╭─ Data provided

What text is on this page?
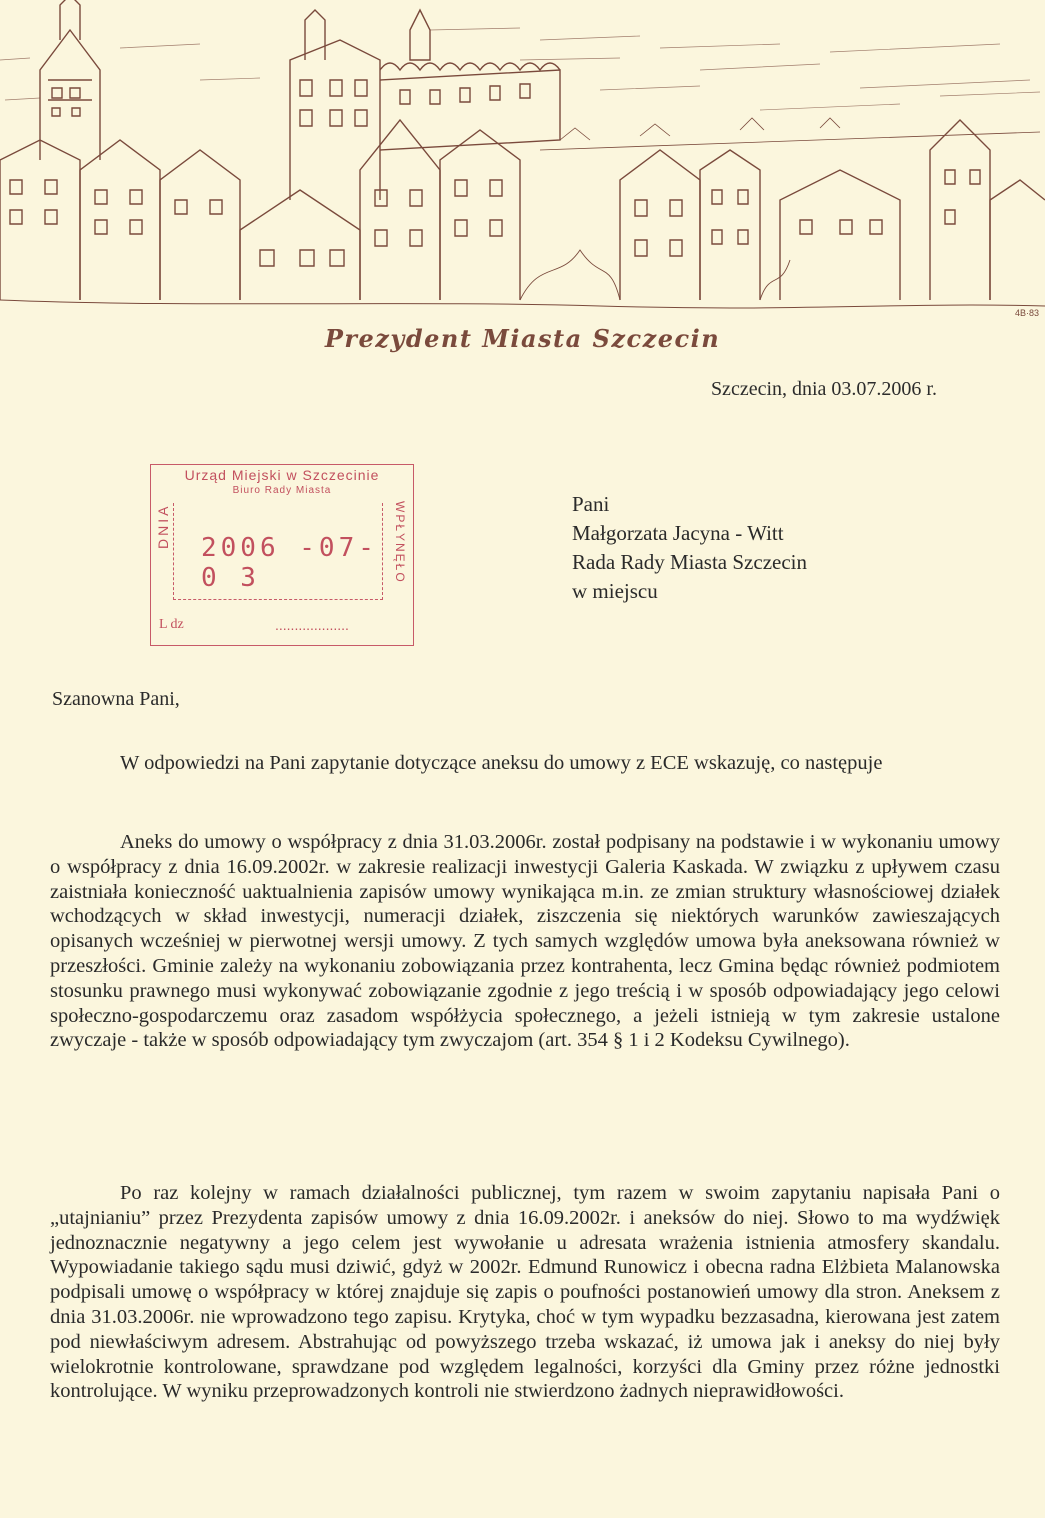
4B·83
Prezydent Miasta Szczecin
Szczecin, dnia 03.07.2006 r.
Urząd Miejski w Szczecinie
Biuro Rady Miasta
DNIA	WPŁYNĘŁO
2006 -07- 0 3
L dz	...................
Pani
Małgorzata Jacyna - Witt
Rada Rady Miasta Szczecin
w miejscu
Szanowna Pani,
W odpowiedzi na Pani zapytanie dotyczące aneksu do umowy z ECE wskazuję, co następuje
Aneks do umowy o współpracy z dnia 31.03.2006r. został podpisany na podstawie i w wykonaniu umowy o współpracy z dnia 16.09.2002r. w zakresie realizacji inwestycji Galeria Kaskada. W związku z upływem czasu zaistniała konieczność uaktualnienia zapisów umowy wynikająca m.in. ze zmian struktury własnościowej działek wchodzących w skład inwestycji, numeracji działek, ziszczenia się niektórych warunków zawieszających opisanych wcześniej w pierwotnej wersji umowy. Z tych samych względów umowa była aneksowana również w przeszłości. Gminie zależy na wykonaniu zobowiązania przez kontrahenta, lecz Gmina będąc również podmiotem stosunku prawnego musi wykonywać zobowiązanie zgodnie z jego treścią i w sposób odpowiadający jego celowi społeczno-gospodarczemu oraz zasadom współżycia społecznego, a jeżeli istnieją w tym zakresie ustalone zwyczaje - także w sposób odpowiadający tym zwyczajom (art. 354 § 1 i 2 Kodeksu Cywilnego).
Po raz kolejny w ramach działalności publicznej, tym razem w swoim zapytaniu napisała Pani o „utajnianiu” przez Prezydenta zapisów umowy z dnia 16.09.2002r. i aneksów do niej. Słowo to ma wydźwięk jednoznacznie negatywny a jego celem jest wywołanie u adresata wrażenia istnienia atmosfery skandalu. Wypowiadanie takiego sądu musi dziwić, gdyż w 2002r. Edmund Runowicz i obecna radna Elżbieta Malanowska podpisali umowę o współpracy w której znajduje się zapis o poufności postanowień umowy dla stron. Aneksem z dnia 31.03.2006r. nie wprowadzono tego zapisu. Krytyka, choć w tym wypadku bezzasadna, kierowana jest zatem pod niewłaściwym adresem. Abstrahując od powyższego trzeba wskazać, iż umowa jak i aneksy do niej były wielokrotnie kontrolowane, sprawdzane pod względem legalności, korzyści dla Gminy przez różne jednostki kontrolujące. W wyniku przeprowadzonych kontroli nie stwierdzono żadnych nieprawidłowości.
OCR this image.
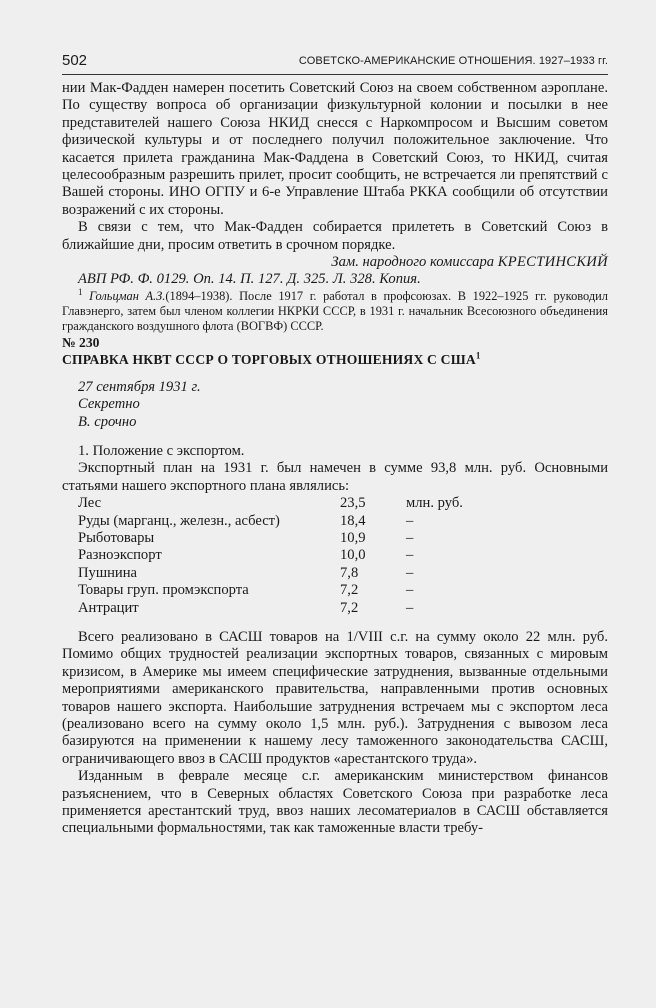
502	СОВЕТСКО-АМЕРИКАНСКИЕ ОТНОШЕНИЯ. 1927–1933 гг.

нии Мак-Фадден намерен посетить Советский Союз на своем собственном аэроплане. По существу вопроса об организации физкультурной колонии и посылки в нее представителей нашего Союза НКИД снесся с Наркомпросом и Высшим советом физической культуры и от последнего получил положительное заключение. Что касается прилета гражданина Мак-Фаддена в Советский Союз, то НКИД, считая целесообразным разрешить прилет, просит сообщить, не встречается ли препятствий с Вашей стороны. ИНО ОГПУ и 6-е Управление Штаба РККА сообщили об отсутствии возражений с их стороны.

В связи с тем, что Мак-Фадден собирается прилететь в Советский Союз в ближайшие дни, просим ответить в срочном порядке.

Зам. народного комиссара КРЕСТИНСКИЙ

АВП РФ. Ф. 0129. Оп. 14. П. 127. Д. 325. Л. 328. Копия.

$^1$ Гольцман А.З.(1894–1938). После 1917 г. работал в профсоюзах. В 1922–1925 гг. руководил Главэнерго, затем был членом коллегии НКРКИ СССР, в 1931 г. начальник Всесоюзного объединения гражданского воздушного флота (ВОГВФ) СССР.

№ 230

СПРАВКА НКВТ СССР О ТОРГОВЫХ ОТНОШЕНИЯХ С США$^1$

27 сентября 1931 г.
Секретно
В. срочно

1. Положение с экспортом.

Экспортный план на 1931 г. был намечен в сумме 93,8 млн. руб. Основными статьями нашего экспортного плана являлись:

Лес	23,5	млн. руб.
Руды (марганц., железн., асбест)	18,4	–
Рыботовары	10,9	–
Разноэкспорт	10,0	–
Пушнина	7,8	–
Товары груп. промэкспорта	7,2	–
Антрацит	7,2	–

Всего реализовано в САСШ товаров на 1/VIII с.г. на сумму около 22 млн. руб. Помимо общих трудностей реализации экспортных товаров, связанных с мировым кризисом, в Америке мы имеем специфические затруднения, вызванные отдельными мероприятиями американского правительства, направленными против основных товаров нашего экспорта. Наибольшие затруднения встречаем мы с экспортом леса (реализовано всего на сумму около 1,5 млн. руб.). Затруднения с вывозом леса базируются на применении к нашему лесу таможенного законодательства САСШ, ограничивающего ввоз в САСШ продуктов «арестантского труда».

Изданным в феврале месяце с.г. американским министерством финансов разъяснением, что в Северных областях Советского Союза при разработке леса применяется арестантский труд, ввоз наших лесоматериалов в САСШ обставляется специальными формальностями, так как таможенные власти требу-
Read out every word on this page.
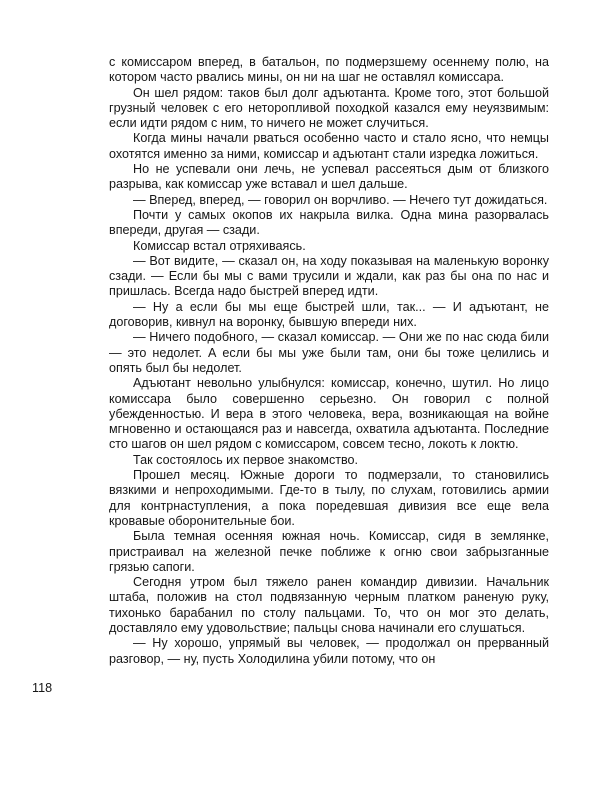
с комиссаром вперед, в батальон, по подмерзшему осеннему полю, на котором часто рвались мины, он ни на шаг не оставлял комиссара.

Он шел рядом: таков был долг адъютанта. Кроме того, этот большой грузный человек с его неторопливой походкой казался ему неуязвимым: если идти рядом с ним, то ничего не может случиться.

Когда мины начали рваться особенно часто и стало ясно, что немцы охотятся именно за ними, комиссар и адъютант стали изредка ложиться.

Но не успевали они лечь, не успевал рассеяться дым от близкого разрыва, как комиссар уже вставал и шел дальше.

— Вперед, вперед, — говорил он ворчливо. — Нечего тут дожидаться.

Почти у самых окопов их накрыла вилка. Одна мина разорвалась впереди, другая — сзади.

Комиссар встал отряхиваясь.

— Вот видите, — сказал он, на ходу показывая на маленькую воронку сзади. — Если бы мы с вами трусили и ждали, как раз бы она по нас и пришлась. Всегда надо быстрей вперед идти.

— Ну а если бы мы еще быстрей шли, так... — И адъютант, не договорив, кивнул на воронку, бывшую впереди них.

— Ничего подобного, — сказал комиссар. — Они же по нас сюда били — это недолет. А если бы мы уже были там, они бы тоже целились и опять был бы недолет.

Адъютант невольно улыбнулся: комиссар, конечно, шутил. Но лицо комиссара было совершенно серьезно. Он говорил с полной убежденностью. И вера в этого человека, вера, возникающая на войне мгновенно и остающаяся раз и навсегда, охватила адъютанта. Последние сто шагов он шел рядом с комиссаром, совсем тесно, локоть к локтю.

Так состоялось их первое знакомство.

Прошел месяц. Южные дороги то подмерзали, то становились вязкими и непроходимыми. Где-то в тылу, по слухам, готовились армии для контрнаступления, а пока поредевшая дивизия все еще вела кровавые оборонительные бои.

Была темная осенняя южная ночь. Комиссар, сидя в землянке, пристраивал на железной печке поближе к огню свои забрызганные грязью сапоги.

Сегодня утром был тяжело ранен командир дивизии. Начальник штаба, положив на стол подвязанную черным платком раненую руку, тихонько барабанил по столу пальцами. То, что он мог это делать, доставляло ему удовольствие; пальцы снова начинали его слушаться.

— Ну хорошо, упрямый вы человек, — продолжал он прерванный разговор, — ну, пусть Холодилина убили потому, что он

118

╰─

(Directions for this task): Using the listing, copy every line where the word "воронку" shows up.

(Correct output):
— Вот видите, — сказал он, на ходу показывая на маленькую воронку сзади. — Если бы мы с вами трусили и ждали, как раз бы она по нас и пришлась. Всегда надо быстрей вперед идти.
— Ну а если бы мы еще быстрей шли, так... — И адъютант, не договорив, кивнул на воронку, бывшую впереди них.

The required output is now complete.